● Collected data
________________________
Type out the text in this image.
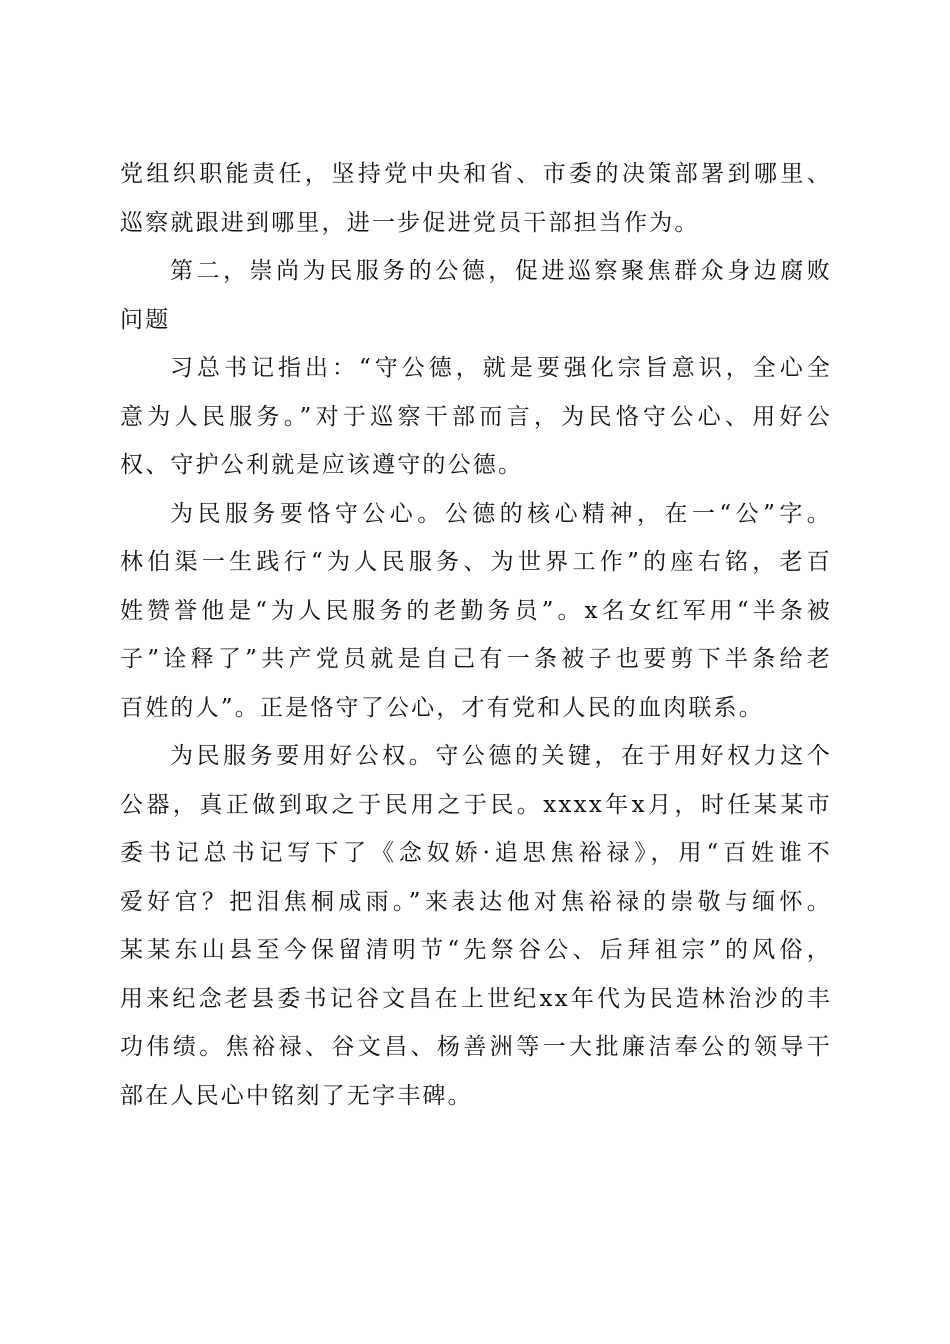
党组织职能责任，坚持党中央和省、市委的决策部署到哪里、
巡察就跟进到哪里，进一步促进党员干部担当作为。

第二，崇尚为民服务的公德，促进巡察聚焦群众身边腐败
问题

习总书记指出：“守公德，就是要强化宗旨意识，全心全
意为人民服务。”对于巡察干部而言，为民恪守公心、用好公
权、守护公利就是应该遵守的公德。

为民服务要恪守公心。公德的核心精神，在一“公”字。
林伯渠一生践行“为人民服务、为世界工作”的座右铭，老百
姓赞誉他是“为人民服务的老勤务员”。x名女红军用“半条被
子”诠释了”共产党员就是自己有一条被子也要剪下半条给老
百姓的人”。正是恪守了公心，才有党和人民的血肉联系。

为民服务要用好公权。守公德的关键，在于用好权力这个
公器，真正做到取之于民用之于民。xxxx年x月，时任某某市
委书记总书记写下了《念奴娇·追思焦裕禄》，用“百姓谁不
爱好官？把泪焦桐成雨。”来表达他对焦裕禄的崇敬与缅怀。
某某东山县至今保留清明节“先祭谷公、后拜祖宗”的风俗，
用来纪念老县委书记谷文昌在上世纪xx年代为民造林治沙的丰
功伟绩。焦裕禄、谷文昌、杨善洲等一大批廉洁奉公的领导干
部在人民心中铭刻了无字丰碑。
________________________
● Task statement
Write out each line again precisely as it appears, skipping every picture.

● Task result
Type out the text in this image.
党组织职能责任，坚持党中央和省、市委的决策部署到哪里、
巡察就跟进到哪里，进一步促进党员干部担当作为。

第二，崇尚为民服务的公德，促进巡察聚焦群众身边腐败
问题

习总书记指出：“守公德，就是要强化宗旨意识，全心全
意为人民服务。”对于巡察干部而言，为民恪守公心、用好公
权、守护公利就是应该遵守的公德。

为民服务要恪守公心。公德的核心精神，在一“公”字。
林伯渠一生践行“为人民服务、为世界工作”的座右铭，老百
姓赞誉他是“为人民服务的老勤务员”。x名女红军用“半条被
子”诠释了”共产党员就是自己有一条被子也要剪下半条给老
百姓的人”。正是恪守了公心，才有党和人民的血肉联系。

为民服务要用好公权。守公德的关键，在于用好权力这个
公器，真正做到取之于民用之于民。xxxx年x月，时任某某市
委书记总书记写下了《念奴娇·追思焦裕禄》，用“百姓谁不
爱好官？把泪焦桐成雨。”来表达他对焦裕禄的崇敬与缅怀。
某某东山县至今保留清明节“先祭谷公、后拜祖宗”的风俗，
用来纪念老县委书记谷文昌在上世纪xx年代为民造林治沙的丰
功伟绩。焦裕禄、谷文昌、杨善洲等一大批廉洁奉公的领导干
部在人民心中铭刻了无字丰碑。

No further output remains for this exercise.